#### Task objective
Output every entry exactly as written, but omit the pictures.

── Input records

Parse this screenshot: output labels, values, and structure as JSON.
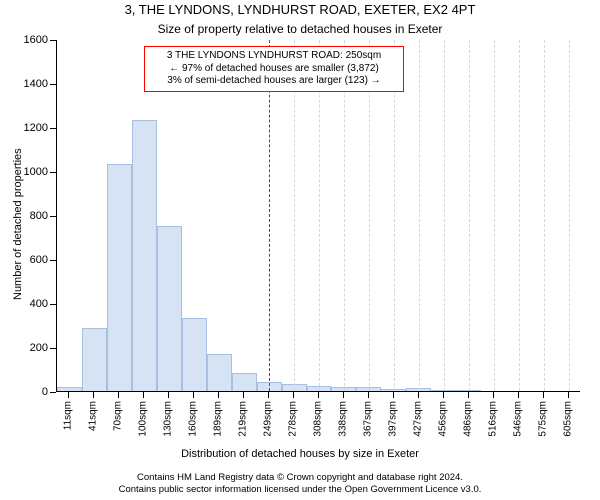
{
  "title": "3, THE LYNDONS, LYNDHURST ROAD, EXETER, EX2 4PT",
  "subtitle": "Size of property relative to detached houses in Exeter",
  "yaxis_title": "Number of detached properties",
  "xaxis_title": "Distribution of detached houses by size in Exeter",
  "footer_line1": "Contains HM Land Registry data © Crown copyright and database right 2024.",
  "footer_line2": "Contains public sector information licensed under the Open Government Licence v3.0.",
  "legend": {
    "line1": "3 THE LYNDONS LYNDHURST ROAD: 250sqm",
    "line2": "← 97% of detached houses are smaller (3,872)",
    "line3": "3% of semi-detached houses are larger (123) →"
  },
  "chart": {
    "type": "histogram",
    "background_color": "#ffffff",
    "bar_fill": "#d6e3f5",
    "bar_border": "#a7bfe0",
    "bar_width_ratio": 1.0,
    "marker_line": {
      "x_category": "249sqm",
      "color": "#ff0000",
      "dash": "3,3",
      "width": 1
    },
    "grid": {
      "right_of_marker": true,
      "color": "#cfd8e6",
      "dash": "1,3",
      "width": 1
    },
    "ylim": [
      0,
      1600
    ],
    "ytick_step": 200,
    "yticks": [
      0,
      200,
      400,
      600,
      800,
      1000,
      1200,
      1400,
      1600
    ],
    "x_categories": [
      "11sqm",
      "41sqm",
      "70sqm",
      "100sqm",
      "130sqm",
      "160sqm",
      "189sqm",
      "219sqm",
      "249sqm",
      "278sqm",
      "308sqm",
      "338sqm",
      "367sqm",
      "397sqm",
      "427sqm",
      "456sqm",
      "486sqm",
      "516sqm",
      "546sqm",
      "575sqm",
      "605sqm"
    ],
    "values": [
      20,
      285,
      1030,
      1230,
      750,
      330,
      170,
      80,
      40,
      30,
      25,
      20,
      18,
      8,
      15,
      6,
      4,
      0,
      0,
      0,
      0
    ],
    "title_fontsize": 13,
    "subtitle_fontsize": 12,
    "axis_label_fontsize": 11,
    "tick_fontsize": 11,
    "legend_fontsize": 10,
    "legend_border": "#ff0000",
    "legend_bg": "#ffffff",
    "footer_fontsize": 9.5,
    "text_color": "#000000"
  }
}
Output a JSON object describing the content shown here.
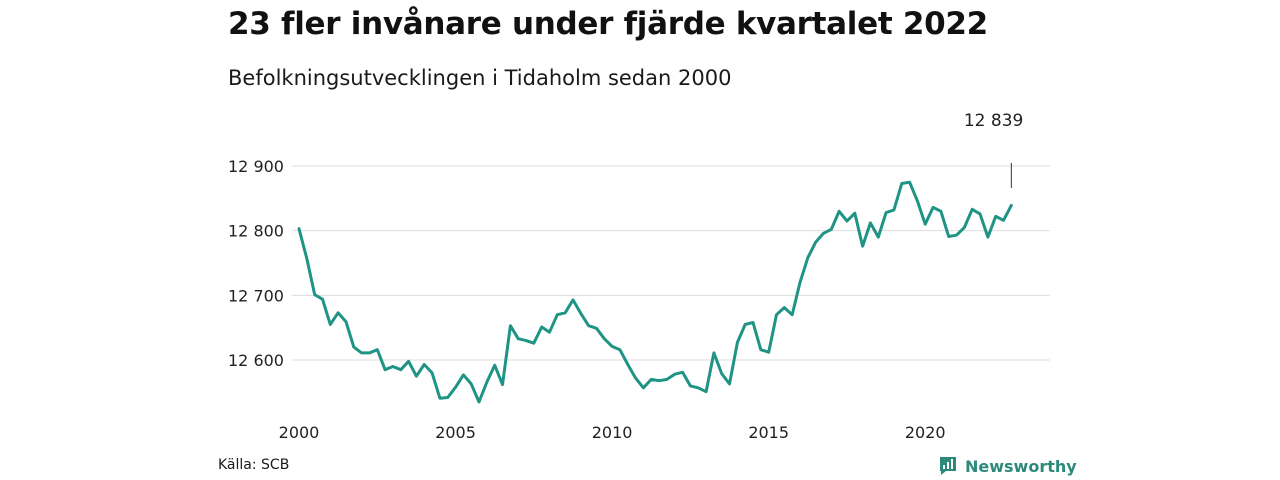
{
  "header": {
    "title": "23 fler invånare under fjärde kvartalet 2022",
    "subtitle": "Befolkningsutvecklingen i Tidaholm sedan 2000"
  },
  "footer": {
    "source": "Källa: SCB",
    "brand": "Newsworthy"
  },
  "colors": {
    "line": "#1f9484",
    "grid": "#dddddd",
    "brand": "#2b8a7c"
  },
  "chart_data": {
    "type": "line",
    "title": "23 fler invånare under fjärde kvartalet 2022",
    "subtitle": "Befolkningsutvecklingen i Tidaholm sedan 2000",
    "xlabel": "",
    "ylabel": "",
    "x_range": [
      2000,
      2023.25
    ],
    "ylim": [
      12530,
      12910
    ],
    "yticks": [
      12600,
      12700,
      12800,
      12900
    ],
    "ytick_labels": [
      "12 600",
      "12 700",
      "12 800",
      "12 900"
    ],
    "xticks": [
      2000,
      2005,
      2010,
      2015,
      2020
    ],
    "xtick_labels": [
      "2000",
      "2005",
      "2010",
      "2015",
      "2020"
    ],
    "grid": true,
    "last_value_label": "12 839",
    "series": [
      {
        "values": [
          [
            2000.0,
            12803
          ],
          [
            2000.25,
            12757
          ],
          [
            2000.5,
            12701
          ],
          [
            2000.75,
            12694
          ],
          [
            2001.0,
            12655
          ],
          [
            2001.25,
            12673
          ],
          [
            2001.5,
            12659
          ],
          [
            2001.75,
            12620
          ],
          [
            2002.0,
            12611
          ],
          [
            2002.25,
            12611
          ],
          [
            2002.5,
            12616
          ],
          [
            2002.75,
            12585
          ],
          [
            2003.0,
            12590
          ],
          [
            2003.25,
            12585
          ],
          [
            2003.5,
            12598
          ],
          [
            2003.75,
            12575
          ],
          [
            2004.0,
            12593
          ],
          [
            2004.25,
            12580
          ],
          [
            2004.5,
            12541
          ],
          [
            2004.75,
            12542
          ],
          [
            2005.0,
            12558
          ],
          [
            2005.25,
            12577
          ],
          [
            2005.5,
            12563
          ],
          [
            2005.75,
            12535
          ],
          [
            2006.0,
            12566
          ],
          [
            2006.25,
            12592
          ],
          [
            2006.5,
            12562
          ],
          [
            2006.75,
            12653
          ],
          [
            2007.0,
            12633
          ],
          [
            2007.25,
            12630
          ],
          [
            2007.5,
            12626
          ],
          [
            2007.75,
            12651
          ],
          [
            2008.0,
            12643
          ],
          [
            2008.25,
            12670
          ],
          [
            2008.5,
            12673
          ],
          [
            2008.75,
            12693
          ],
          [
            2009.0,
            12672
          ],
          [
            2009.25,
            12653
          ],
          [
            2009.5,
            12649
          ],
          [
            2009.75,
            12633
          ],
          [
            2010.0,
            12621
          ],
          [
            2010.25,
            12616
          ],
          [
            2010.5,
            12593
          ],
          [
            2010.75,
            12572
          ],
          [
            2011.0,
            12557
          ],
          [
            2011.25,
            12570
          ],
          [
            2011.5,
            12568
          ],
          [
            2011.75,
            12570
          ],
          [
            2012.0,
            12578
          ],
          [
            2012.25,
            12581
          ],
          [
            2012.5,
            12560
          ],
          [
            2012.75,
            12557
          ],
          [
            2013.0,
            12551
          ],
          [
            2013.25,
            12611
          ],
          [
            2013.5,
            12579
          ],
          [
            2013.75,
            12563
          ],
          [
            2014.0,
            12627
          ],
          [
            2014.25,
            12655
          ],
          [
            2014.5,
            12658
          ],
          [
            2014.75,
            12616
          ],
          [
            2015.0,
            12612
          ],
          [
            2015.25,
            12670
          ],
          [
            2015.5,
            12681
          ],
          [
            2015.75,
            12670
          ],
          [
            2016.0,
            12720
          ],
          [
            2016.25,
            12758
          ],
          [
            2016.5,
            12782
          ],
          [
            2016.75,
            12796
          ],
          [
            2017.0,
            12802
          ],
          [
            2017.25,
            12830
          ],
          [
            2017.5,
            12815
          ],
          [
            2017.75,
            12827
          ],
          [
            2018.0,
            12776
          ],
          [
            2018.25,
            12812
          ],
          [
            2018.5,
            12790
          ],
          [
            2018.75,
            12828
          ],
          [
            2019.0,
            12832
          ],
          [
            2019.25,
            12873
          ],
          [
            2019.5,
            12875
          ],
          [
            2019.75,
            12846
          ],
          [
            2020.0,
            12810
          ],
          [
            2020.25,
            12836
          ],
          [
            2020.5,
            12830
          ],
          [
            2020.75,
            12791
          ],
          [
            2021.0,
            12793
          ],
          [
            2021.25,
            12805
          ],
          [
            2021.5,
            12833
          ],
          [
            2021.75,
            12826
          ],
          [
            2022.0,
            12790
          ],
          [
            2022.25,
            12822
          ],
          [
            2022.5,
            12816
          ],
          [
            2022.75,
            12839
          ]
        ]
      }
    ]
  }
}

────

#### Exercise solution
Parse this screenshot: output labels, values, and structure as JSON.
{
  "title": "3, THE LYNDONS, LYNDHURST ROAD, EXETER, EX2 4PT",
  "subtitle": "Size of property relative to detached houses in Exeter",
  "yaxis_title": "Number of detached properties",
  "xaxis_title": "Distribution of detached houses by size in Exeter",
  "footer_line1": "Contains HM Land Registry data © Crown copyright and database right 2024.",
  "footer_line2": "Contains public sector information licensed under the Open Government Licence v3.0.",
  "legend": {
    "line1": "3 THE LYNDONS LYNDHURST ROAD: 250sqm",
    "line2": "← 97% of detached houses are smaller (3,872)",
    "line3": "3% of semi-detached houses are larger (123) →"
  },
  "chart": {
    "type": "histogram",
    "background_color": "#ffffff",
    "bar_fill": "#d6e3f5",
    "bar_border": "#a7bfe0",
    "bar_width_ratio": 1.0,
    "marker_line": {
      "x_category": "249sqm",
      "color": "#ff0000",
      "dash": "3,3",
      "width": 1
    },
    "grid": {
      "right_of_marker": true,
      "color": "#cfd8e6",
      "dash": "1,3",
      "width": 1
    },
    "ylim": [
      0,
      1600
    ],
    "ytick_step": 200,
    "yticks": [
      0,
      200,
      400,
      600,
      800,
      1000,
      1200,
      1400,
      1600
    ],
    "x_categories": [
      "11sqm",
      "41sqm",
      "70sqm",
      "100sqm",
      "130sqm",
      "160sqm",
      "189sqm",
      "219sqm",
      "249sqm",
      "278sqm",
      "308sqm",
      "338sqm",
      "367sqm",
      "397sqm",
      "427sqm",
      "456sqm",
      "486sqm",
      "516sqm",
      "546sqm",
      "575sqm",
      "605sqm"
    ],
    "values": [
      20,
      285,
      1030,
      1230,
      750,
      330,
      170,
      80,
      40,
      30,
      25,
      20,
      18,
      8,
      15,
      6,
      4,
      0,
      0,
      0,
      0
    ],
    "title_fontsize": 13,
    "subtitle_fontsize": 12,
    "axis_label_fontsize": 11,
    "tick_fontsize": 11,
    "legend_fontsize": 10,
    "legend_border": "#ff0000",
    "legend_bg": "#ffffff",
    "footer_fontsize": 9.5,
    "text_color": "#000000"
  }
}
Output a JSON object describing the content shown here.
{
  "header": {
    "title": "23 fler invånare under fjärde kvartalet 2022",
    "subtitle": "Befolkningsutvecklingen i Tidaholm sedan 2000"
  },
  "footer": {
    "source": "Källa: SCB",
    "brand": "Newsworthy"
  },
  "colors": {
    "line": "#1f9484",
    "grid": "#dddddd",
    "brand": "#2b8a7c"
  },
  "chart_data": {
    "type": "line",
    "title": "23 fler invånare under fjärde kvartalet 2022",
    "subtitle": "Befolkningsutvecklingen i Tidaholm sedan 2000",
    "xlabel": "",
    "ylabel": "",
    "x_range": [
      2000,
      2023.25
    ],
    "ylim": [
      12530,
      12910
    ],
    "yticks": [
      12600,
      12700,
      12800,
      12900
    ],
    "ytick_labels": [
      "12 600",
      "12 700",
      "12 800",
      "12 900"
    ],
    "xticks": [
      2000,
      2005,
      2010,
      2015,
      2020
    ],
    "xtick_labels": [
      "2000",
      "2005",
      "2010",
      "2015",
      "2020"
    ],
    "grid": true,
    "last_value_label": "12 839",
    "series": [
      {
        "values": [
          [
            2000.0,
            12803
          ],
          [
            2000.25,
            12757
          ],
          [
            2000.5,
            12701
          ],
          [
            2000.75,
            12694
          ],
          [
            2001.0,
            12655
          ],
          [
            2001.25,
            12673
          ],
          [
            2001.5,
            12659
          ],
          [
            2001.75,
            12620
          ],
          [
            2002.0,
            12611
          ],
          [
            2002.25,
            12611
          ],
          [
            2002.5,
            12616
          ],
          [
            2002.75,
            12585
          ],
          [
            2003.0,
            12590
          ],
          [
            2003.25,
            12585
          ],
          [
            2003.5,
            12598
          ],
          [
            2003.75,
            12575
          ],
          [
            2004.0,
            12593
          ],
          [
            2004.25,
            12580
          ],
          [
            2004.5,
            12541
          ],
          [
            2004.75,
            12542
          ],
          [
            2005.0,
            12558
          ],
          [
            2005.25,
            12577
          ],
          [
            2005.5,
            12563
          ],
          [
            2005.75,
            12535
          ],
          [
            2006.0,
            12566
          ],
          [
            2006.25,
            12592
          ],
          [
            2006.5,
            12562
          ],
          [
            2006.75,
            12653
          ],
          [
            2007.0,
            12633
          ],
          [
            2007.25,
            12630
          ],
          [
            2007.5,
            12626
          ],
          [
            2007.75,
            12651
          ],
          [
            2008.0,
            12643
          ],
          [
            2008.25,
            12670
          ],
          [
            2008.5,
            12673
          ],
          [
            2008.75,
            12693
          ],
          [
            2009.0,
            12672
          ],
          [
            2009.25,
            12653
          ],
          [
            2009.5,
            12649
          ],
          [
            2009.75,
            12633
          ],
          [
            2010.0,
            12621
          ],
          [
            2010.25,
            12616
          ],
          [
            2010.5,
            12593
          ],
          [
            2010.75,
            12572
          ],
          [
            2011.0,
            12557
          ],
          [
            2011.25,
            12570
          ],
          [
            2011.5,
            12568
          ],
          [
            2011.75,
            12570
          ],
          [
            2012.0,
            12578
          ],
          [
            2012.25,
            12581
          ],
          [
            2012.5,
            12560
          ],
          [
            2012.75,
            12557
          ],
          [
            2013.0,
            12551
          ],
          [
            2013.25,
            12611
          ],
          [
            2013.5,
            12579
          ],
          [
            2013.75,
            12563
          ],
          [
            2014.0,
            12627
          ],
          [
            2014.25,
            12655
          ],
          [
            2014.5,
            12658
          ],
          [
            2014.75,
            12616
          ],
          [
            2015.0,
            12612
          ],
          [
            2015.25,
            12670
          ],
          [
            2015.5,
            12681
          ],
          [
            2015.75,
            12670
          ],
          [
            2016.0,
            12720
          ],
          [
            2016.25,
            12758
          ],
          [
            2016.5,
            12782
          ],
          [
            2016.75,
            12796
          ],
          [
            2017.0,
            12802
          ],
          [
            2017.25,
            12830
          ],
          [
            2017.5,
            12815
          ],
          [
            2017.75,
            12827
          ],
          [
            2018.0,
            12776
          ],
          [
            2018.25,
            12812
          ],
          [
            2018.5,
            12790
          ],
          [
            2018.75,
            12828
          ],
          [
            2019.0,
            12832
          ],
          [
            2019.25,
            12873
          ],
          [
            2019.5,
            12875
          ],
          [
            2019.75,
            12846
          ],
          [
            2020.0,
            12810
          ],
          [
            2020.25,
            12836
          ],
          [
            2020.5,
            12830
          ],
          [
            2020.75,
            12791
          ],
          [
            2021.0,
            12793
          ],
          [
            2021.25,
            12805
          ],
          [
            2021.5,
            12833
          ],
          [
            2021.75,
            12826
          ],
          [
            2022.0,
            12790
          ],
          [
            2022.25,
            12822
          ],
          [
            2022.5,
            12816
          ],
          [
            2022.75,
            12839
          ]
        ]
      }
    ]
  }
}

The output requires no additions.